Will you quote all of the entries, word for word?

[start of DATA TO USE]

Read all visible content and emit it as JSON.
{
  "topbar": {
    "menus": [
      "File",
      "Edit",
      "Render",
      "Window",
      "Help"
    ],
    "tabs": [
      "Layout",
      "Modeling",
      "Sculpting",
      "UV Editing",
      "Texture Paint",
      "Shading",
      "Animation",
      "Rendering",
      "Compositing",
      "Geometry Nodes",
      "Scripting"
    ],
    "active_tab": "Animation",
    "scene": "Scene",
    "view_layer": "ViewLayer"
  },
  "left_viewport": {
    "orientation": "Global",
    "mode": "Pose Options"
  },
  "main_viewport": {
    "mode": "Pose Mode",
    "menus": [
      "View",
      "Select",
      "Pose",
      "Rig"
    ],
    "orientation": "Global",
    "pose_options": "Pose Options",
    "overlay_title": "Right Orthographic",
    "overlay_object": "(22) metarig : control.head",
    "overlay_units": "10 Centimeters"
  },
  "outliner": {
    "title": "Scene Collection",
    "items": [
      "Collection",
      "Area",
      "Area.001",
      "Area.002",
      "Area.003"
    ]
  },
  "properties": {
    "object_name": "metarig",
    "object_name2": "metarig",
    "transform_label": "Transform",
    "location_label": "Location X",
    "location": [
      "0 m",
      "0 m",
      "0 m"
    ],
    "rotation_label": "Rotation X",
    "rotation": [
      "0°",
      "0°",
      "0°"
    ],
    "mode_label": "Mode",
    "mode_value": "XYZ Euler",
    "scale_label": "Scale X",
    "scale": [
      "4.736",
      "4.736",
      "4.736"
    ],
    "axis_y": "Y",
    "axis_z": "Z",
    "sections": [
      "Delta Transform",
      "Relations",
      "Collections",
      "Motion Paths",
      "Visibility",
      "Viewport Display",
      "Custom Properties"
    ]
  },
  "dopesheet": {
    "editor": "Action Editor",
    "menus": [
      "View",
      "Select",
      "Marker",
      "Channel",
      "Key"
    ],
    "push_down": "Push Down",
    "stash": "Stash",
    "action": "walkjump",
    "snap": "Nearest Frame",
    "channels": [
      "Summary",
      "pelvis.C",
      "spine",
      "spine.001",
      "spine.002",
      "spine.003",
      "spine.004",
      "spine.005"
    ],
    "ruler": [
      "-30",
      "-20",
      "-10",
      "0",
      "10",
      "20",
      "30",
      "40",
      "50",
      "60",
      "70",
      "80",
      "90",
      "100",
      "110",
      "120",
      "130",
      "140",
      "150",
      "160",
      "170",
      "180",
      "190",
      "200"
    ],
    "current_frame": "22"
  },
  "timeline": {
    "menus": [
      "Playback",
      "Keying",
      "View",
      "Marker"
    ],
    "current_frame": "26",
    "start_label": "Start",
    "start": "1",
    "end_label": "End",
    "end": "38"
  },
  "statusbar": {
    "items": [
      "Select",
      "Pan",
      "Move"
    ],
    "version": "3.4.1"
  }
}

[end of DATA TO USE]

SOLUTION
Read all visible content and emit it as JSON.
{
  "topbar": {
    "menus": [
      "File",
      "Edit",
      "Render",
      "Window",
      "Help"
    ],
    "tabs": [
      "Layout",
      "Modeling",
      "Sculpting",
      "UV Editing",
      "Texture Paint",
      "Shading",
      "Animation",
      "Rendering",
      "Compositing",
      "Geometry Nodes",
      "Scripting"
    ],
    "active_tab": "Animation",
    "scene": "Scene",
    "view_layer": "ViewLayer"
  },
  "left_viewport": {
    "orientation": "Global",
    "mode": "Pose Options"
  },
  "main_viewport": {
    "mode": "Pose Mode",
    "menus": [
      "View",
      "Select",
      "Pose",
      "Rig"
    ],
    "orientation": "Global",
    "pose_options": "Pose Options",
    "overlay_title": "Right Orthographic",
    "overlay_object": "(22) metarig : control.head",
    "overlay_units": "10 Centimeters"
  },
  "outliner": {
    "title": "Scene Collection",
    "items": [
      "Collection",
      "Area",
      "Area.001",
      "Area.002",
      "Area.003"
    ]
  },
  "properties": {
    "object_name": "metarig",
    "object_name2": "metarig",
    "transform_label": "Transform",
    "location_label": "Location X",
    "location": [
      "0 m",
      "0 m",
      "0 m"
    ],
    "rotation_label": "Rotation X",
    "rotation": [
      "0°",
      "0°",
      "0°"
    ],
    "mode_label": "Mode",
    "mode_value": "XYZ Euler",
    "scale_label": "Scale X",
    "scale": [
      "4.736",
      "4.736",
      "4.736"
    ],
    "axis_y": "Y",
    "axis_z": "Z",
    "sections": [
      "Delta Transform",
      "Relations",
      "Collections",
      "Motion Paths",
      "Visibility",
      "Viewport Display",
      "Custom Properties"
    ]
  },
  "dopesheet": {
    "editor": "Action Editor",
    "menus": [
      "View",
      "Select",
      "Marker",
      "Channel",
      "Key"
    ],
    "push_down": "Push Down",
    "stash": "Stash",
    "action": "walkjump",
    "snap": "Nearest Frame",
    "channels": [
      "Summary",
      "pelvis.C",
      "spine",
      "spine.001",
      "spine.002",
      "spine.003",
      "spine.004",
      "spine.005"
    ],
    "ruler": [
      "-30",
      "-20",
      "-10",
      "0",
      "10",
      "20",
      "30",
      "40",
      "50",
      "60",
      "70",
      "80",
      "90",
      "100",
      "110",
      "120",
      "130",
      "140",
      "150",
      "160",
      "170",
      "180",
      "190",
      "200"
    ],
    "current_frame": "22"
  },
  "timeline": {
    "menus": [
      "Playback",
      "Keying",
      "View",
      "Marker"
    ],
    "current_frame": "26",
    "start_label": "Start",
    "start": "1",
    "end_label": "End",
    "end": "38"
  },
  "statusbar": {
    "items": [
      "Select",
      "Pan",
      "Move"
    ],
    "version": "3.4.1"
  }
}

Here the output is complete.